What you should do: Tally up the lines below that include the word "Paediatric". Answer with the number alone.

Task inputs:
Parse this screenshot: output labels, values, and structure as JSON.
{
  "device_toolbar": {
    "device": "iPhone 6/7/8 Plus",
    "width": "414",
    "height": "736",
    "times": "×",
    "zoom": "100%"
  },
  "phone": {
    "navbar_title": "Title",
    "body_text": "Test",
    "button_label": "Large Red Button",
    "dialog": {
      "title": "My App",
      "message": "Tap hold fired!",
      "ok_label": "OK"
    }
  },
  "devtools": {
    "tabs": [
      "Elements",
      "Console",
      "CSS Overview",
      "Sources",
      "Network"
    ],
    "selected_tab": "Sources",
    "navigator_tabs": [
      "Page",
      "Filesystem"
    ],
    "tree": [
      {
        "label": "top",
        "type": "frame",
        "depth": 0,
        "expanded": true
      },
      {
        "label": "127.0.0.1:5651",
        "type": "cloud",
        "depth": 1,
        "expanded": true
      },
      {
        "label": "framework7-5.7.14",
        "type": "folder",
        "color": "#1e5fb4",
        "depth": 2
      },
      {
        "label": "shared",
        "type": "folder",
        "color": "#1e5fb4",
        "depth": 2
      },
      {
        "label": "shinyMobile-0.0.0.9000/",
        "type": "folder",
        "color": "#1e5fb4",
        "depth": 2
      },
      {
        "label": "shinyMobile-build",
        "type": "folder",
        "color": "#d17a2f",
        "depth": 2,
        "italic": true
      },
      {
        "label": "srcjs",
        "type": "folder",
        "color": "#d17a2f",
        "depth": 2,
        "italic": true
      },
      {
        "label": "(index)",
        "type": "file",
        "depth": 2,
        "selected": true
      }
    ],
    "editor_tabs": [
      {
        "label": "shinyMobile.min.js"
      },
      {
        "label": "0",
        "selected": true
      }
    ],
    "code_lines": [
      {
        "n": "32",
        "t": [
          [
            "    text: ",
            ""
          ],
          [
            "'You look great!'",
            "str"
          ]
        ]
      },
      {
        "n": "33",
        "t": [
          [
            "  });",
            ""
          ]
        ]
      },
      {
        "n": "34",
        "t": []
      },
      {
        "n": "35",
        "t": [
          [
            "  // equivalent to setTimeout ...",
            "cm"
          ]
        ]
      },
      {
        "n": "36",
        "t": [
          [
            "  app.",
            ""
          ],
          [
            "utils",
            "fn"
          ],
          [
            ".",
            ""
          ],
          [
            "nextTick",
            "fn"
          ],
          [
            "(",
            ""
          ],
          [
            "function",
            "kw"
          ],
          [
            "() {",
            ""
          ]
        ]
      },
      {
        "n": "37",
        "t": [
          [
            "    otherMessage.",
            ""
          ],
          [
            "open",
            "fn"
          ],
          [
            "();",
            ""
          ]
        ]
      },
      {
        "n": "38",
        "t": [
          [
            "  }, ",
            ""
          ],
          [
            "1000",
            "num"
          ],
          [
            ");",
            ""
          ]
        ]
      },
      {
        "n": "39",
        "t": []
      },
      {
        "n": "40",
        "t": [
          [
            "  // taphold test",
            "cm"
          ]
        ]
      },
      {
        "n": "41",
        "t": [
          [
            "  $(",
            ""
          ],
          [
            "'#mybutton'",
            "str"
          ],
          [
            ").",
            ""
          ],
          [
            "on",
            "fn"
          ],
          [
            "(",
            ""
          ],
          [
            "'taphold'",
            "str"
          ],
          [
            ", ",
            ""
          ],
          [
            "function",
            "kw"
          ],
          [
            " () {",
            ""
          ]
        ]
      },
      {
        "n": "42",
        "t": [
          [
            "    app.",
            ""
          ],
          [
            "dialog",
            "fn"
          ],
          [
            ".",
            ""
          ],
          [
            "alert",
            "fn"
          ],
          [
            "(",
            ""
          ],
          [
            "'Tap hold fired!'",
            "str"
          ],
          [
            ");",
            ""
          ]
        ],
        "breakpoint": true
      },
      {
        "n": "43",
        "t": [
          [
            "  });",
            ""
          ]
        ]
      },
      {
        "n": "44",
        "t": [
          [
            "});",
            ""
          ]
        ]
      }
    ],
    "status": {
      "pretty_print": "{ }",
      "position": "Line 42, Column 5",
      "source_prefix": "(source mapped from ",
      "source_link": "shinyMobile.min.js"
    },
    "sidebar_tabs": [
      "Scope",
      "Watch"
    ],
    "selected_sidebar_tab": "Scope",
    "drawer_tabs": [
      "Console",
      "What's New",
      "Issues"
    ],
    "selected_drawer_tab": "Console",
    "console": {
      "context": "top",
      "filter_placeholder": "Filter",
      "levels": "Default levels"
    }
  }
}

* * *

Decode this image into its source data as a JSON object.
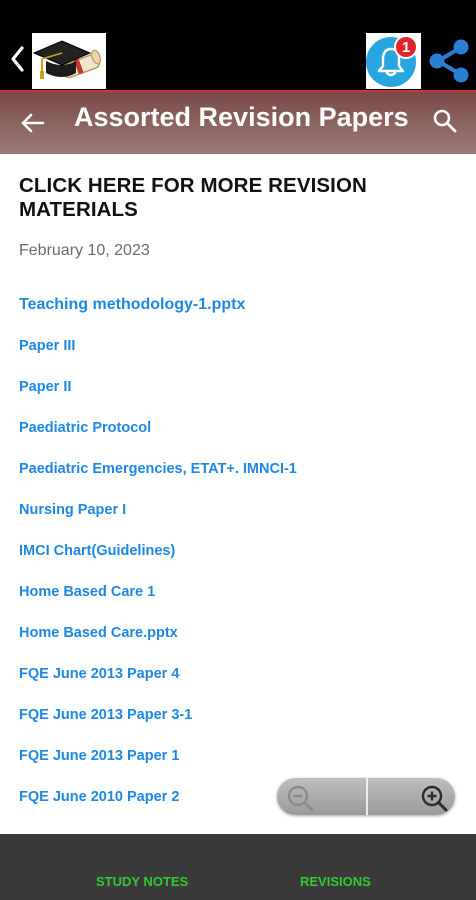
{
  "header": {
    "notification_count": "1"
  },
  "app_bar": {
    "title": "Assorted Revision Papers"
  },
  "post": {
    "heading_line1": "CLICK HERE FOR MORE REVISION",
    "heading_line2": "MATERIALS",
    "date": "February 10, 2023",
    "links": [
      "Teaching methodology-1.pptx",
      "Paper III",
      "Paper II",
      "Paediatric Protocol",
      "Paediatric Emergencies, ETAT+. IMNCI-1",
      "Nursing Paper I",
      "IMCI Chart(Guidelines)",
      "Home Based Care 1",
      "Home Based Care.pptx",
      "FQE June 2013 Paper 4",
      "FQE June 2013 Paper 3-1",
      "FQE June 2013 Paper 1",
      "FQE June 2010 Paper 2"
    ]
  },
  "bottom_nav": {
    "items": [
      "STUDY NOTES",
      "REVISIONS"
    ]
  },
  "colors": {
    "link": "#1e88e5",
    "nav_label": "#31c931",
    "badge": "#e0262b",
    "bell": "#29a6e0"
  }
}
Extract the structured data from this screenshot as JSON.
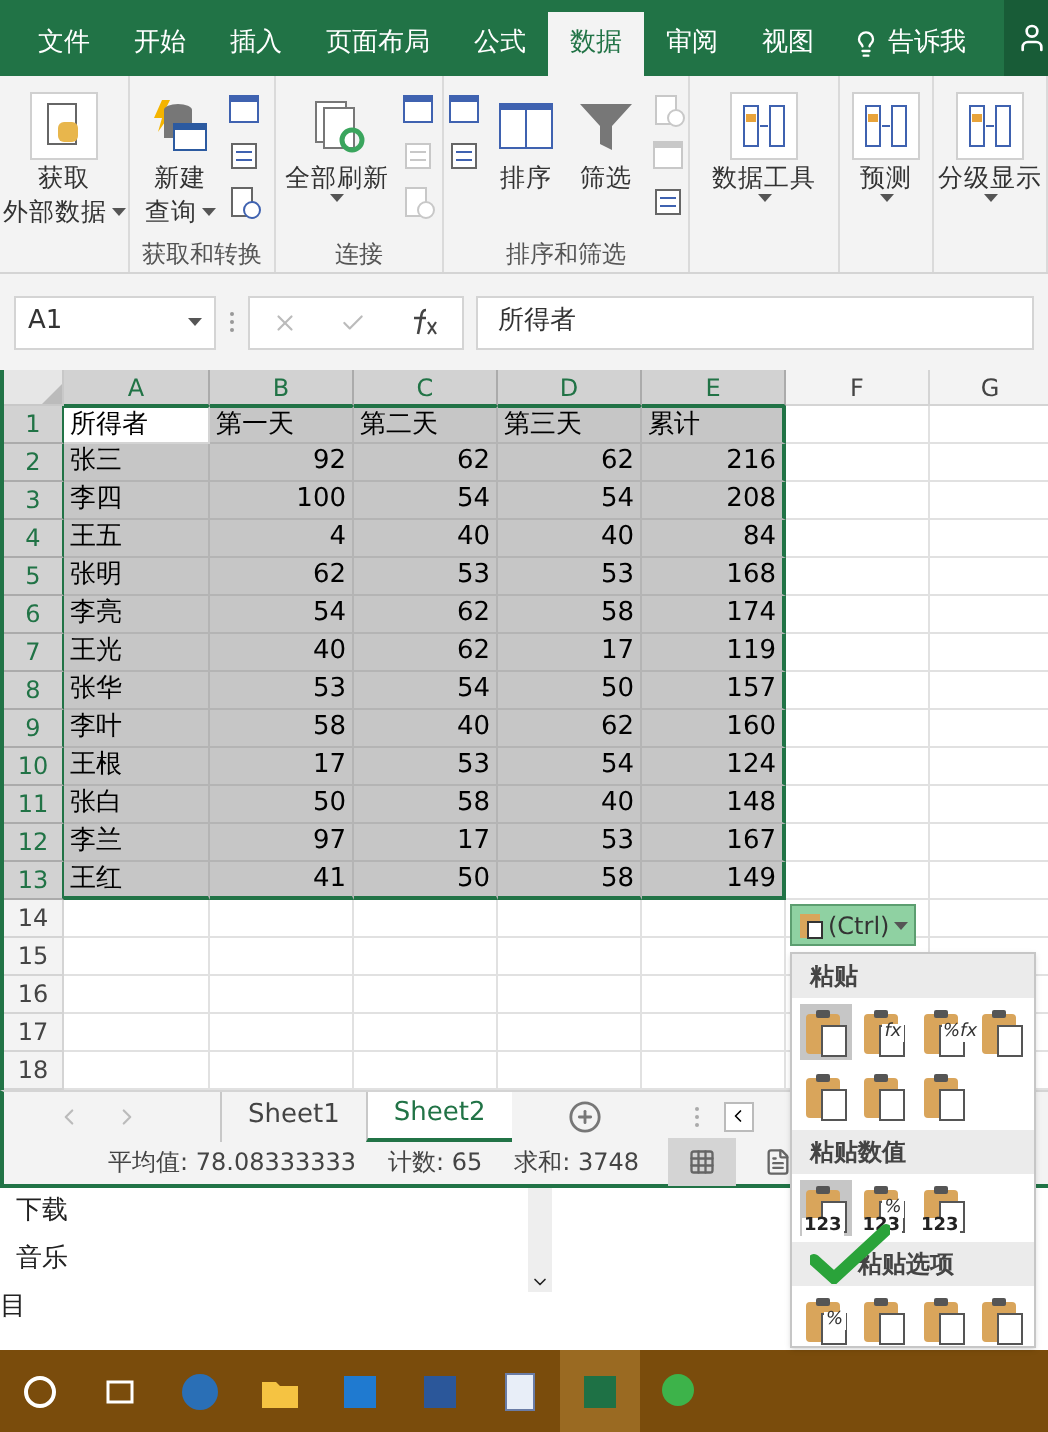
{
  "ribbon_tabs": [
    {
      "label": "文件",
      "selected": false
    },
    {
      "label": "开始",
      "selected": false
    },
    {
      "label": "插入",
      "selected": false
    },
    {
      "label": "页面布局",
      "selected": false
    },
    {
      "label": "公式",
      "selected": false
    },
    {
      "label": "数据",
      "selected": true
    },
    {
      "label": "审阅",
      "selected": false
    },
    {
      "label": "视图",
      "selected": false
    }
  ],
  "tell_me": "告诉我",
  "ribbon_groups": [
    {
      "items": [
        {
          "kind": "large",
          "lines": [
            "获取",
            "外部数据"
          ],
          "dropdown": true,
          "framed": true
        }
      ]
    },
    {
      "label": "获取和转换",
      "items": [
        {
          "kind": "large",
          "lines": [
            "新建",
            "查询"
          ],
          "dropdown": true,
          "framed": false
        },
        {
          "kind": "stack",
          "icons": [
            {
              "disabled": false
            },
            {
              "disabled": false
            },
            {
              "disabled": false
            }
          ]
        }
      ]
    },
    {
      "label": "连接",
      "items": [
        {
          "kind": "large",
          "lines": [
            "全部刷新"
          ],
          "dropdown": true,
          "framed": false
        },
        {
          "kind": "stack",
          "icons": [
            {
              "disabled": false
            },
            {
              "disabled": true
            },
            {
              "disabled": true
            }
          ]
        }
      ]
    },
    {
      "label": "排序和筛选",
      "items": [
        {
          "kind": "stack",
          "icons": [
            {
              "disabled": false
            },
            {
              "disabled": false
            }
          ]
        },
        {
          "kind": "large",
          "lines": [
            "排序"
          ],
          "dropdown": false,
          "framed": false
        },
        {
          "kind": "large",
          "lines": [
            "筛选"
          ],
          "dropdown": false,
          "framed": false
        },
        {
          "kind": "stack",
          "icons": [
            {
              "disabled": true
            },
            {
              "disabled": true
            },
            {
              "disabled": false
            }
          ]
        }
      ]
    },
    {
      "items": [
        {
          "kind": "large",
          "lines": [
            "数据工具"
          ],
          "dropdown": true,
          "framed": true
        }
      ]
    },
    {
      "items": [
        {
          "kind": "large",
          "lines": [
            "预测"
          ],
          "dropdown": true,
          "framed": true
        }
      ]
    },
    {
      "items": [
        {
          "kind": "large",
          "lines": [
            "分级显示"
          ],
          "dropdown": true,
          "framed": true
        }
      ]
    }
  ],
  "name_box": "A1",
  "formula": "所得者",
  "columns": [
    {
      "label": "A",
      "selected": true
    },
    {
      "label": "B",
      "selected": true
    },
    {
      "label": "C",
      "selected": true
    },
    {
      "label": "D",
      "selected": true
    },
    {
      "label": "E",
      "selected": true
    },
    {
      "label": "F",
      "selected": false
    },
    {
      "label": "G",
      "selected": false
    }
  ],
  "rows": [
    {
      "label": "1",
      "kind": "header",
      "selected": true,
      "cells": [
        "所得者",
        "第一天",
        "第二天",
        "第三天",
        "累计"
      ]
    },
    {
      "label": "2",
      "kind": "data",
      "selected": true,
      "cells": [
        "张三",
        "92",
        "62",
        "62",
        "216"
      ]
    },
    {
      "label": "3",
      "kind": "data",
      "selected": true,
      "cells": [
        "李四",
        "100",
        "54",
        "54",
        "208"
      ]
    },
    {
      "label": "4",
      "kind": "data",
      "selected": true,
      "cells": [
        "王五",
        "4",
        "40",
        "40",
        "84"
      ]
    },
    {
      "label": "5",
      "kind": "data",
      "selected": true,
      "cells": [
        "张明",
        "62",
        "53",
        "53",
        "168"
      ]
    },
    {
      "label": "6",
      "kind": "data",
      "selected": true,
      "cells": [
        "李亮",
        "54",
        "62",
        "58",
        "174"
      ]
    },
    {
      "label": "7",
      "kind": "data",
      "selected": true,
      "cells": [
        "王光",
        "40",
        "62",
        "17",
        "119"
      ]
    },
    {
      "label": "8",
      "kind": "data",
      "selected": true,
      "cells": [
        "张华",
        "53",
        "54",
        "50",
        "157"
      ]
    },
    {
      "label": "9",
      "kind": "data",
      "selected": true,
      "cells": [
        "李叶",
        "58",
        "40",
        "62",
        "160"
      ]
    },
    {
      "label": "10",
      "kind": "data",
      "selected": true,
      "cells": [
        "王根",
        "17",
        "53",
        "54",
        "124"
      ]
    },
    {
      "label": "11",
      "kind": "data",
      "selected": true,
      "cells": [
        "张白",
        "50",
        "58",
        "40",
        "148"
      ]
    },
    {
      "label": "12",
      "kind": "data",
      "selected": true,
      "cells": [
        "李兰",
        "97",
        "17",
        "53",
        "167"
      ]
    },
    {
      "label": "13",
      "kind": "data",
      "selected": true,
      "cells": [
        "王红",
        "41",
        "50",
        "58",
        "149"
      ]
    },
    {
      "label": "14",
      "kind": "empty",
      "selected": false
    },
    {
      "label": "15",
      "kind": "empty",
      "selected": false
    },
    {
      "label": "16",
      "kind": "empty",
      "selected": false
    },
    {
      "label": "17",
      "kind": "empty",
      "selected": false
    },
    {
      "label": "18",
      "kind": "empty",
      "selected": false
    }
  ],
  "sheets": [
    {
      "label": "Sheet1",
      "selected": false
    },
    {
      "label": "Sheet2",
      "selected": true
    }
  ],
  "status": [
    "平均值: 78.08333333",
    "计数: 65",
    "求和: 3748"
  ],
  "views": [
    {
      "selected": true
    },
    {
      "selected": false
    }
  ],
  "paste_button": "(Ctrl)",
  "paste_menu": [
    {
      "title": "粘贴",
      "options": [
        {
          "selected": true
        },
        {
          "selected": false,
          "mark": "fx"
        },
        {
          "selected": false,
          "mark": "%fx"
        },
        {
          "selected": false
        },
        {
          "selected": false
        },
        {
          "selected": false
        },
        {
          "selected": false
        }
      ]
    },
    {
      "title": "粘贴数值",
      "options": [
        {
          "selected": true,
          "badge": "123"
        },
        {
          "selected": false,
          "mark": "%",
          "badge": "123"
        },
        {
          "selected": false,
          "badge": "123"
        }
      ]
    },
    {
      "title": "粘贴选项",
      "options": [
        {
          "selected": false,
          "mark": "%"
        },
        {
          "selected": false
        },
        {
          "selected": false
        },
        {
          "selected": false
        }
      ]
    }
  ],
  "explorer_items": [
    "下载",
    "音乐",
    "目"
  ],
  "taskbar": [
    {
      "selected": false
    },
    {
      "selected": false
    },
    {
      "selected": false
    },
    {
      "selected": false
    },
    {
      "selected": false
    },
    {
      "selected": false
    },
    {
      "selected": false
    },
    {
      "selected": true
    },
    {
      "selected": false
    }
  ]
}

--

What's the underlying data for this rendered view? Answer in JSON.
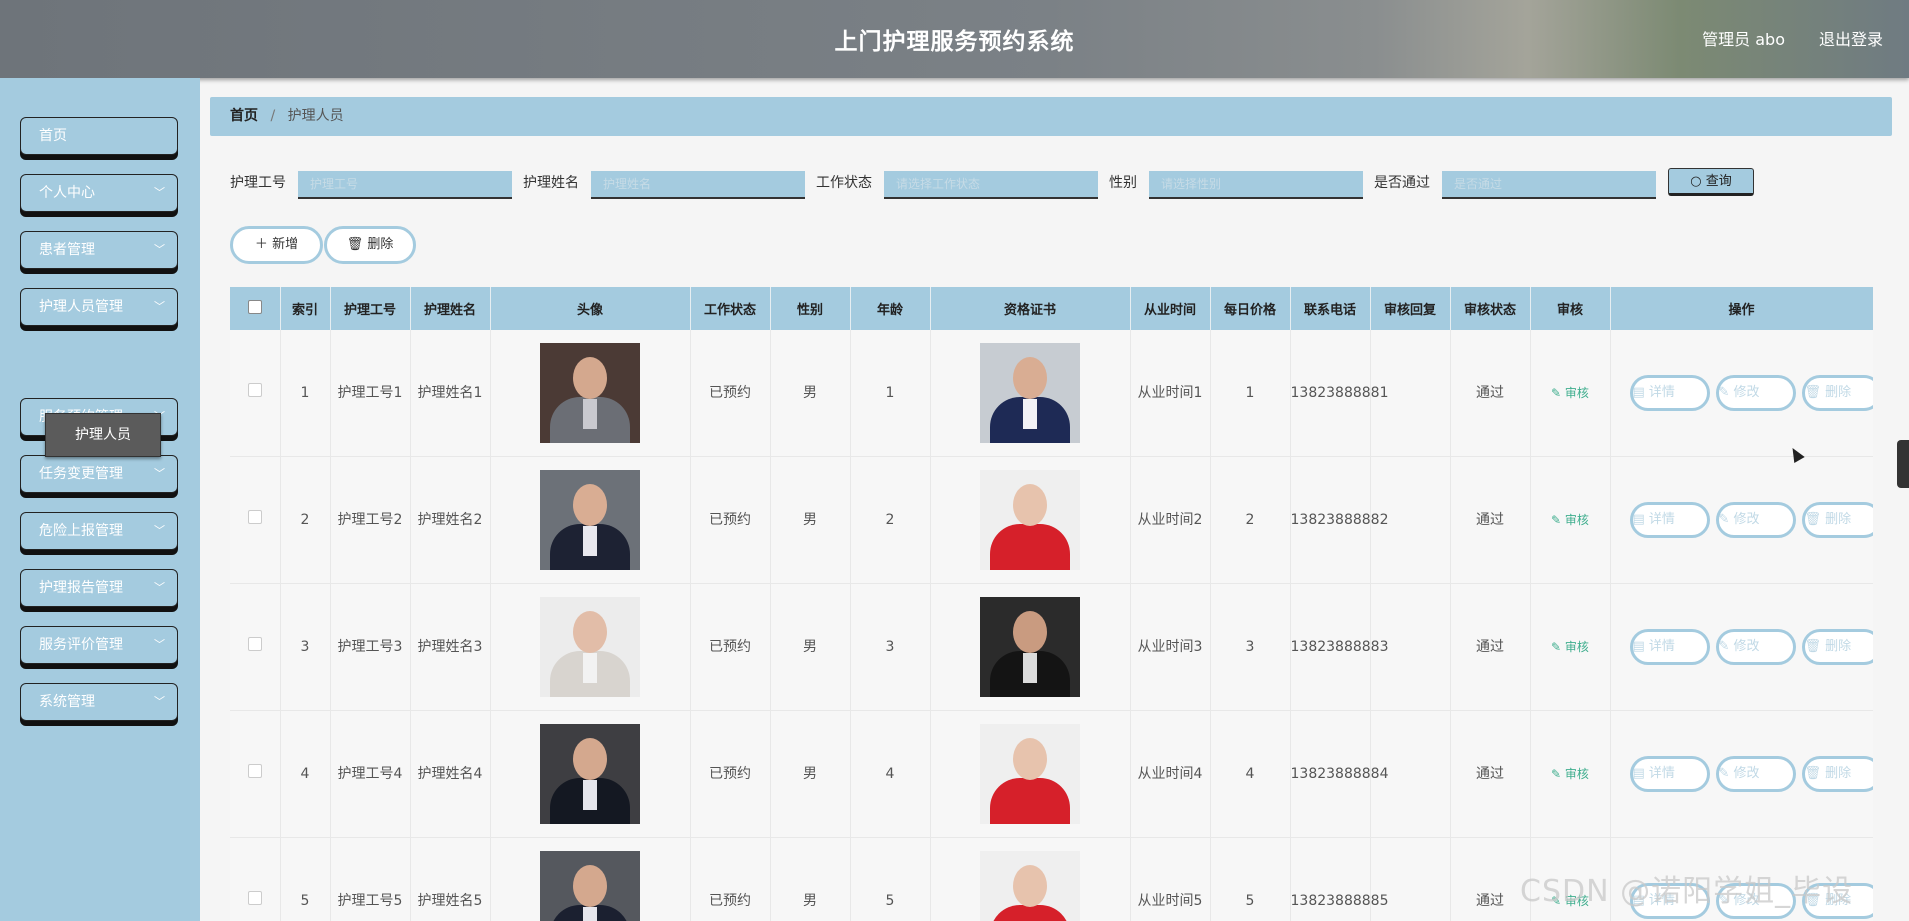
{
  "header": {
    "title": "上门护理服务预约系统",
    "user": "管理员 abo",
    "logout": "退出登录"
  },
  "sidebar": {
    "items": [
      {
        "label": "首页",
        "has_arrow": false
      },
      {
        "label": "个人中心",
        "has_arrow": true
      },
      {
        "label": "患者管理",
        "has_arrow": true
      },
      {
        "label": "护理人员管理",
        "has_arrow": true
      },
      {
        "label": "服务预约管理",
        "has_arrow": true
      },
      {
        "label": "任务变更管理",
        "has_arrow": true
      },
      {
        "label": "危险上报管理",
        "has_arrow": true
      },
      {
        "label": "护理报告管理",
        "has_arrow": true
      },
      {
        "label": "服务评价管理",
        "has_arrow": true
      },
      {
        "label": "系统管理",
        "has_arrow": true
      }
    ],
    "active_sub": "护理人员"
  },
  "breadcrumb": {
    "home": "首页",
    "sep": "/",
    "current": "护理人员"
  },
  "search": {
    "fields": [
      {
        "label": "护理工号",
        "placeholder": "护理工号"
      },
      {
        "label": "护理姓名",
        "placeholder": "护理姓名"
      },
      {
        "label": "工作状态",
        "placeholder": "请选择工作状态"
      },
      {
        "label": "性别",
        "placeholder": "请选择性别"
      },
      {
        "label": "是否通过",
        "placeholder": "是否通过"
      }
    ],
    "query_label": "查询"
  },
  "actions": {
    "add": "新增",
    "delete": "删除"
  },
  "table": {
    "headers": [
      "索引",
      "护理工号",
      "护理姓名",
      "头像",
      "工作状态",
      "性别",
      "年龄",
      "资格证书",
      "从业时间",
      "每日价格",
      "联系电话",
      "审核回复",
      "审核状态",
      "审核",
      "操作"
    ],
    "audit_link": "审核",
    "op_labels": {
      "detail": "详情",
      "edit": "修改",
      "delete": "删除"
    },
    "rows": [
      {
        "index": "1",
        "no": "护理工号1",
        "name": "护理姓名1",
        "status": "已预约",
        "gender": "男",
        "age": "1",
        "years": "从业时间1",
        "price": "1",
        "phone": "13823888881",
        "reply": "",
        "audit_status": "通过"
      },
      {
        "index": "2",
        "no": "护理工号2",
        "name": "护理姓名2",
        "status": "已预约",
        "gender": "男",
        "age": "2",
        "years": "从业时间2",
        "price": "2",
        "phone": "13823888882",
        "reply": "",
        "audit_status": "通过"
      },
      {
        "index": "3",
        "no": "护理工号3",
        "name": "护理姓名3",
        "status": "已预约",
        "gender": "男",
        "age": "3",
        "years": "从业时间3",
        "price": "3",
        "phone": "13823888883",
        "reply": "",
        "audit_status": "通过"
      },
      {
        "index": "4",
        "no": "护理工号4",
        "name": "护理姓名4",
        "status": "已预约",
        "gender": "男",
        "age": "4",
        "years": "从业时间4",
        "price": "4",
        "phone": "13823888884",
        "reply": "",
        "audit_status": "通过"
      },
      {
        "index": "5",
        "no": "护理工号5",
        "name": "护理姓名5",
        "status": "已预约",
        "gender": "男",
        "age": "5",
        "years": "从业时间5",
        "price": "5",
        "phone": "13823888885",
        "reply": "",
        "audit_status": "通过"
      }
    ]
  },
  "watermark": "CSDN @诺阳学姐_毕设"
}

The result: 2